▸ **Instructions to follow**: Of all the lines in the data below, how many contain "ALICE"? Report that number alone.
**** Data rows
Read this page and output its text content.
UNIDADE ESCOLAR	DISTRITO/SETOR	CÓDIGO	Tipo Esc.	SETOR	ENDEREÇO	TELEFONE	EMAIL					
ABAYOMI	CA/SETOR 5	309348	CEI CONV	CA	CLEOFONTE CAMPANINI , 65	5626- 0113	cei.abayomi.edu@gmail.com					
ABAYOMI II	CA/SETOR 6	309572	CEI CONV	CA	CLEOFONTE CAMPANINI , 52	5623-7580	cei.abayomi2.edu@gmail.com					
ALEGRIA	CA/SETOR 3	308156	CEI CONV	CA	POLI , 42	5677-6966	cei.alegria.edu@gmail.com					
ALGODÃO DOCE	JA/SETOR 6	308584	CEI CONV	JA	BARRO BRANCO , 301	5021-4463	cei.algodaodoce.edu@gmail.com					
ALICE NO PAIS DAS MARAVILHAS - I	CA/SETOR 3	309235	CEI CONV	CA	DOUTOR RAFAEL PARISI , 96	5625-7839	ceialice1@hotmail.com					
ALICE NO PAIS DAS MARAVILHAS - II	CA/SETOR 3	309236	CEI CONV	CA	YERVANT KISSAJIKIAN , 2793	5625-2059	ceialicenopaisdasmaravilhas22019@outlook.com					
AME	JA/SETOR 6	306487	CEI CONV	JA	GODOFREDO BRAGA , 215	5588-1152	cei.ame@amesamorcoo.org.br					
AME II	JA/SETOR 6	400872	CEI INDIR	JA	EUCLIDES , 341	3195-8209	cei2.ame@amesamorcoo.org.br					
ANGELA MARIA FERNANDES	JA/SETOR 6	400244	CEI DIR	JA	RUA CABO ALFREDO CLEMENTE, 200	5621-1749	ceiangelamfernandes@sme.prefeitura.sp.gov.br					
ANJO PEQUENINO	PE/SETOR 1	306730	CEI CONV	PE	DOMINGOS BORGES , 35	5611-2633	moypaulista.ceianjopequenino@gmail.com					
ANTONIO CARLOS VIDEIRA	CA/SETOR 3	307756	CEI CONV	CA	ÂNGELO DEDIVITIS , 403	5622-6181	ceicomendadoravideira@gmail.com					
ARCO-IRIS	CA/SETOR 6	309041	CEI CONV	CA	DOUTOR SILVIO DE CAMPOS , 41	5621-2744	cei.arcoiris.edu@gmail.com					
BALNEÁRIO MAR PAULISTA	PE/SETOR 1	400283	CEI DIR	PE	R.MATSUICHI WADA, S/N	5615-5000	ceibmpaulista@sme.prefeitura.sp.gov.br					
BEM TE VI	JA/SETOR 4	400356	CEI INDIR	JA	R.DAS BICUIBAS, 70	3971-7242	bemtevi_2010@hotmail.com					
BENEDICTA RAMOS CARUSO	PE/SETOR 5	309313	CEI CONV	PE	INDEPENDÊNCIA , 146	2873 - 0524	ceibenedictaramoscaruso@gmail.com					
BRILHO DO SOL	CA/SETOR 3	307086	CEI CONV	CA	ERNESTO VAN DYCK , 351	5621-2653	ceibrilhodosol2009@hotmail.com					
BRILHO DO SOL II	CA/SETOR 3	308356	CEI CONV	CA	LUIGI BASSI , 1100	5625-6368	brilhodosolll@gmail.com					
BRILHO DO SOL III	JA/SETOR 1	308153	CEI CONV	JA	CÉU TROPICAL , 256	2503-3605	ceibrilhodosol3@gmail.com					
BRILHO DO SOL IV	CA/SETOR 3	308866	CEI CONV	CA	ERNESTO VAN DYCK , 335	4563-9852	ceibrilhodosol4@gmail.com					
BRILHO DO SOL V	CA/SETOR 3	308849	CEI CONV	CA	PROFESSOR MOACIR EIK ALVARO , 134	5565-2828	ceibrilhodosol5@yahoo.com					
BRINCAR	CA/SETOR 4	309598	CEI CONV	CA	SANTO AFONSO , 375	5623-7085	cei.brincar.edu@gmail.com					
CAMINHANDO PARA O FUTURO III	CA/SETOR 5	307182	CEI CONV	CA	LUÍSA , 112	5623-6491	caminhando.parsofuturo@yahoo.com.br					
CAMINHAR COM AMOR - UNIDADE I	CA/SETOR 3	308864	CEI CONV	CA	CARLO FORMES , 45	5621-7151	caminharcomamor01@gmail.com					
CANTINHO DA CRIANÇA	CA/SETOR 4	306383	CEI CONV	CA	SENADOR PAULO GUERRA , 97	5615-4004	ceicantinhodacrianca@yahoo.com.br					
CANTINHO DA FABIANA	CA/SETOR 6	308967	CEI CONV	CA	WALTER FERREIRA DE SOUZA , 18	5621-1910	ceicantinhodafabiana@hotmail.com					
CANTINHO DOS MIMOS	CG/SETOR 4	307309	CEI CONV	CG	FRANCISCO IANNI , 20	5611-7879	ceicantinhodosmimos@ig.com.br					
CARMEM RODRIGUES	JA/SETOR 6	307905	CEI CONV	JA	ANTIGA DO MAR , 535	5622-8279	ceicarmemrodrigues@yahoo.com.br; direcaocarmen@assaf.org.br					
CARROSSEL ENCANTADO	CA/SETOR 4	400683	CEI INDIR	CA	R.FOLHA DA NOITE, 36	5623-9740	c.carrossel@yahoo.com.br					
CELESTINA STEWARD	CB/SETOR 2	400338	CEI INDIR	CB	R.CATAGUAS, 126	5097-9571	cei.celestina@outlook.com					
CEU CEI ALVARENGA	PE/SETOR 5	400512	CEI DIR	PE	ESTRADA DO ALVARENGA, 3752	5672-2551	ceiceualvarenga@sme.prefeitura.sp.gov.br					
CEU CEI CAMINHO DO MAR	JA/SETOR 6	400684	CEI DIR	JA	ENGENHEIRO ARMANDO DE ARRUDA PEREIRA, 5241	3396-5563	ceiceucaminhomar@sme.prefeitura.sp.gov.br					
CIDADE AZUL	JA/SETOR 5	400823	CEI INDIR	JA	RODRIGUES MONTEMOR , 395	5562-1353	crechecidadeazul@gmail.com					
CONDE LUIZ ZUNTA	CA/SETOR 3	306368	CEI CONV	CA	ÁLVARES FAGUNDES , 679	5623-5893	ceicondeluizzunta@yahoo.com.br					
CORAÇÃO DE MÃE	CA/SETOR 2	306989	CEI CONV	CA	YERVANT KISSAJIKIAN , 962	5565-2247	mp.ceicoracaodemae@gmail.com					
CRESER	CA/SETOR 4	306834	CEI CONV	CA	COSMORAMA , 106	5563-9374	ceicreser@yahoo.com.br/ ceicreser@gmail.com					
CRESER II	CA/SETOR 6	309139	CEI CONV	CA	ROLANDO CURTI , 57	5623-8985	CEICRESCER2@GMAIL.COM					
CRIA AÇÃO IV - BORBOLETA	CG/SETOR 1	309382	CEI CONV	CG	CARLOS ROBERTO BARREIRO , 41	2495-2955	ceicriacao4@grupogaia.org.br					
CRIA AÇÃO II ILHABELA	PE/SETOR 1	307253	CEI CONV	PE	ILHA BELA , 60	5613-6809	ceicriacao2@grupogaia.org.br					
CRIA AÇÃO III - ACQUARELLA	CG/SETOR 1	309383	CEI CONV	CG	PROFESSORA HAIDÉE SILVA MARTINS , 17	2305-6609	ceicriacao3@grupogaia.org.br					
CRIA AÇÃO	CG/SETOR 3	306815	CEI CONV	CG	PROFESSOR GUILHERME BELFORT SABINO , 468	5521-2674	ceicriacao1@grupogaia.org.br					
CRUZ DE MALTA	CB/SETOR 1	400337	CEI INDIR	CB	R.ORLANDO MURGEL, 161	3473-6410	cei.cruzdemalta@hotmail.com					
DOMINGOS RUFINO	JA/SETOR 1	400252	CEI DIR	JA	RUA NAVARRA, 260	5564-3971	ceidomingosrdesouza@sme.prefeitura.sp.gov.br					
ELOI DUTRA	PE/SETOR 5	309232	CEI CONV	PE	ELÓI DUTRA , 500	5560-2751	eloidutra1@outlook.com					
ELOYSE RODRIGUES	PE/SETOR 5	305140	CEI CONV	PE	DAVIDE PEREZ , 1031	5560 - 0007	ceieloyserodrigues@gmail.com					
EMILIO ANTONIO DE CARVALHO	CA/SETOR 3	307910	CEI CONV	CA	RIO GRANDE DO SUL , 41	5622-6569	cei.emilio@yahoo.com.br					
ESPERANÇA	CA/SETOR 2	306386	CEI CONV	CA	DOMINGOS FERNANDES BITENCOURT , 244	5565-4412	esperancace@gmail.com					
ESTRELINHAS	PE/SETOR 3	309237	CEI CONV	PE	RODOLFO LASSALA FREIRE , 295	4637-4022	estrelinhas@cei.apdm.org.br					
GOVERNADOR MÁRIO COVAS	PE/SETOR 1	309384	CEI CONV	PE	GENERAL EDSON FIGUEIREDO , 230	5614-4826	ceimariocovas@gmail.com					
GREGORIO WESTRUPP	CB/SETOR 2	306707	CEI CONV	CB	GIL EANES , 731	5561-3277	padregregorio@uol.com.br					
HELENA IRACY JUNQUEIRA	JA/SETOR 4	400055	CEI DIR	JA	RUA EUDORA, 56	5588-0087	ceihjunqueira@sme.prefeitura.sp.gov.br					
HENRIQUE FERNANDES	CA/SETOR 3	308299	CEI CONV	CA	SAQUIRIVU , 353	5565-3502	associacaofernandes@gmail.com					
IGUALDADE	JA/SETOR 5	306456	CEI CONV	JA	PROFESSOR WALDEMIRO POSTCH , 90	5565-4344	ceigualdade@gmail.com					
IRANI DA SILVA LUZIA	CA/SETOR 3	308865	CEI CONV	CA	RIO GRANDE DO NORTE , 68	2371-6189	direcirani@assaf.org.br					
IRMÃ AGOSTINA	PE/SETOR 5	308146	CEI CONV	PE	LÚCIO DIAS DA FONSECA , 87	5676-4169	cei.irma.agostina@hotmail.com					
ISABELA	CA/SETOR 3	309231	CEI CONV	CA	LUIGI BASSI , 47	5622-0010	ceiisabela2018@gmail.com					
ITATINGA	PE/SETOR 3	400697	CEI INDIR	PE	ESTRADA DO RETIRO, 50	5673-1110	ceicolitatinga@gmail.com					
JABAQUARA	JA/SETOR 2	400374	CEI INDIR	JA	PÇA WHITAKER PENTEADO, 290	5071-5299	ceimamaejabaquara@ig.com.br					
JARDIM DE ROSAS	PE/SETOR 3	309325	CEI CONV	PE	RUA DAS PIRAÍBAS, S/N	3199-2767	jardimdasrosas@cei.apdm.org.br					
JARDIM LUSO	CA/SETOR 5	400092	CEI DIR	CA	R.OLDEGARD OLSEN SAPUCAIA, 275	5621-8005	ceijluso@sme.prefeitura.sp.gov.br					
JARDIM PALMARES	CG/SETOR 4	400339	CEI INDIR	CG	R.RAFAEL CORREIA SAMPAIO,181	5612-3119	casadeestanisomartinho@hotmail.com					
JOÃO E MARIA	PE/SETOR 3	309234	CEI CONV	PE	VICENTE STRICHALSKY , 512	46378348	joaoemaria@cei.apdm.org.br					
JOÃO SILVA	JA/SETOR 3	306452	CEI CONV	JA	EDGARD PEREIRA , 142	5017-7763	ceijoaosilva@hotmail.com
********
▸ **Expected output**: 2